**DIRECTIONS**
Copy every line of the material below verbatim, keeping the original order.

** START OF INFORMATION SUPPLIED **

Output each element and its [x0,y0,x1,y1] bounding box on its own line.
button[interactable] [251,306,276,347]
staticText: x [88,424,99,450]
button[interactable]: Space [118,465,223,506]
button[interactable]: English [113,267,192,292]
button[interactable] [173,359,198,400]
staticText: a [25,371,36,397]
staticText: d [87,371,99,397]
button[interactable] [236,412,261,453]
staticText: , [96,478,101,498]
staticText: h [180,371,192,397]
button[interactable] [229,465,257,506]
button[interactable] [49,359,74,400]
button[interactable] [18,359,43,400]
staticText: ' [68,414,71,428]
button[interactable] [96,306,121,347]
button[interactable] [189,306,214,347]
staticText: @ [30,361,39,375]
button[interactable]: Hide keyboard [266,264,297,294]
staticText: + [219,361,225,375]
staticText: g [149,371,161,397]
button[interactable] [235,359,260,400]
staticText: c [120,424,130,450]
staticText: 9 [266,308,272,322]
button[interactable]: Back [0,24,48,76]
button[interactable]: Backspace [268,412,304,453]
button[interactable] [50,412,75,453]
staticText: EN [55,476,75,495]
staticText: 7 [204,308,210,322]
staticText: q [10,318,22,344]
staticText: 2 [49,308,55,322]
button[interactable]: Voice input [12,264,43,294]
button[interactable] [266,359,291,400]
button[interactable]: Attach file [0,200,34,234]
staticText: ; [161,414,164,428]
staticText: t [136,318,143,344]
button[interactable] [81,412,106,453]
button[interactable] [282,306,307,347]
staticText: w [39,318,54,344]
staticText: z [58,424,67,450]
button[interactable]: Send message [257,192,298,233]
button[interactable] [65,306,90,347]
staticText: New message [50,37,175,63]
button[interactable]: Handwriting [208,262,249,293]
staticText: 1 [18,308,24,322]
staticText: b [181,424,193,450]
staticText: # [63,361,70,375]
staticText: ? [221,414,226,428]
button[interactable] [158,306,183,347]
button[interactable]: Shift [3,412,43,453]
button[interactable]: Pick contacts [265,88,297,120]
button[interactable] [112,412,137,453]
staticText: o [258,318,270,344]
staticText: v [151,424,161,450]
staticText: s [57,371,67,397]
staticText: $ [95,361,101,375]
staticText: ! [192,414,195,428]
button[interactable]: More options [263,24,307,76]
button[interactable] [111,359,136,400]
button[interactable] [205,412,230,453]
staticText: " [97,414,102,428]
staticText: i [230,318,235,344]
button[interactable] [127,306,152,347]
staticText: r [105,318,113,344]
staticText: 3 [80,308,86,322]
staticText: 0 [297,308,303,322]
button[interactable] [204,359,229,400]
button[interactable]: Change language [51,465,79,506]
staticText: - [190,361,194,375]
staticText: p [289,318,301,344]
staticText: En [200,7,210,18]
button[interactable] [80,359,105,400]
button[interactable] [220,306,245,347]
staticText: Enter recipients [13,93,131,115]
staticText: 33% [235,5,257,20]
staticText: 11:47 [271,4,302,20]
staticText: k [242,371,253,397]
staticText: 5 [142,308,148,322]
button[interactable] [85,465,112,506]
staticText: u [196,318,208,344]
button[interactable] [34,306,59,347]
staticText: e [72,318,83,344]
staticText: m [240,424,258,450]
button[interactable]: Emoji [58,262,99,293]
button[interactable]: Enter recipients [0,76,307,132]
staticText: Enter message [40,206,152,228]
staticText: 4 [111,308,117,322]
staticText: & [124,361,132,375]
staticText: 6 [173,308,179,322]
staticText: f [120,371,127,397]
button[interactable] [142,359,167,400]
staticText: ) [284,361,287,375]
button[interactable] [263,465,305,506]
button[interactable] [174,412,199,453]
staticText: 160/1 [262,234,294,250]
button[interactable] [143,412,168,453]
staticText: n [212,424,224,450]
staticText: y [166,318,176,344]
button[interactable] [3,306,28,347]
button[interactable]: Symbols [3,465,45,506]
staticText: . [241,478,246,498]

** END OF INFORMATION SUPPLIED **

**PROBLEM SOLUTION**
Output each element and its [x0,y0,x1,y1] bounding box on its own line.
button[interactable] [251,306,276,347]
staticText: x [88,424,99,450]
button[interactable]: Space [118,465,223,506]
button[interactable]: English [113,267,192,292]
button[interactable] [173,359,198,400]
staticText: a [25,371,36,397]
staticText: d [87,371,99,397]
button[interactable] [236,412,261,453]
staticText: , [96,478,101,498]
staticText: h [180,371,192,397]
button[interactable] [229,465,257,506]
button[interactable] [49,359,74,400]
button[interactable] [18,359,43,400]
staticText: ' [68,414,71,428]
button[interactable] [96,306,121,347]
button[interactable] [189,306,214,347]
staticText: @ [30,361,39,375]
button[interactable]: Hide keyboard [266,264,297,294]
staticText: + [219,361,225,375]
staticText: g [149,371,161,397]
button[interactable] [235,359,260,400]
staticText: c [120,424,130,450]
staticText: 9 [266,308,272,322]
button[interactable]: Back [0,24,48,76]
button[interactable]: Backspace [268,412,304,453]
button[interactable] [50,412,75,453]
staticText: EN [55,476,75,495]
staticText: 7 [204,308,210,322]
staticText: q [10,318,22,344]
staticText: 2 [49,308,55,322]
button[interactable]: Voice input [12,264,43,294]
button[interactable] [266,359,291,400]
button[interactable]: Attach file [0,200,34,234]
staticText: ; [161,414,164,428]
staticText: t [136,318,143,344]
button[interactable] [81,412,106,453]
button[interactable] [282,306,307,347]
staticText: w [39,318,54,344]
staticText: z [58,424,67,450]
button[interactable]: Send message [257,192,298,233]
button[interactable] [65,306,90,347]
staticText: New message [50,37,175,63]
button[interactable]: Handwriting [208,262,249,293]
staticText: 1 [18,308,24,322]
staticText: b [181,424,193,450]
staticText: # [63,361,70,375]
staticText: ? [221,414,226,428]
button[interactable] [158,306,183,347]
button[interactable]: Shift [3,412,43,453]
button[interactable]: Pick contacts [265,88,297,120]
button[interactable] [112,412,137,453]
staticText: o [258,318,270,344]
staticText: v [151,424,161,450]
staticText: s [57,371,67,397]
staticText: $ [95,361,101,375]
staticText: ! [192,414,195,428]
button[interactable]: More options [263,24,307,76]
button[interactable] [111,359,136,400]
button[interactable] [205,412,230,453]
staticText: " [97,414,102,428]
staticText: i [230,318,235,344]
button[interactable] [127,306,152,347]
staticText: r [105,318,113,344]
staticText: 3 [80,308,86,322]
staticText: 0 [297,308,303,322]
button[interactable] [204,359,229,400]
button[interactable]: Change language [51,465,79,506]
staticText: - [190,361,194,375]
staticText: p [289,318,301,344]
staticText: En [200,7,210,18]
button[interactable] [80,359,105,400]
button[interactable] [220,306,245,347]
staticText: Enter recipients [13,93,131,115]
staticText: 33% [235,5,257,20]
staticText: 11:47 [271,4,302,20]
staticText: k [242,371,253,397]
staticText: 5 [142,308,148,322]
button[interactable] [85,465,112,506]
staticText: u [196,318,208,344]
button[interactable] [34,306,59,347]
staticText: e [72,318,83,344]
staticText: m [240,424,258,450]
button[interactable]: Emoji [58,262,99,293]
button[interactable]: Enter recipients [0,76,307,132]
staticText: Enter message [40,206,152,228]
staticText: 4 [111,308,117,322]
staticText: & [124,361,132,375]
staticText: 6 [173,308,179,322]
staticText: f [120,371,127,397]
button[interactable] [142,359,167,400]
staticText: ) [284,361,287,375]
button[interactable] [263,465,305,506]
button[interactable] [174,412,199,453]
staticText: 160/1 [262,234,294,250]
button[interactable] [143,412,168,453]
staticText: n [212,424,224,450]
staticText: y [166,318,176,344]
button[interactable] [3,306,28,347]
button[interactable]: Symbols [3,465,45,506]
staticText: . [241,478,246,498]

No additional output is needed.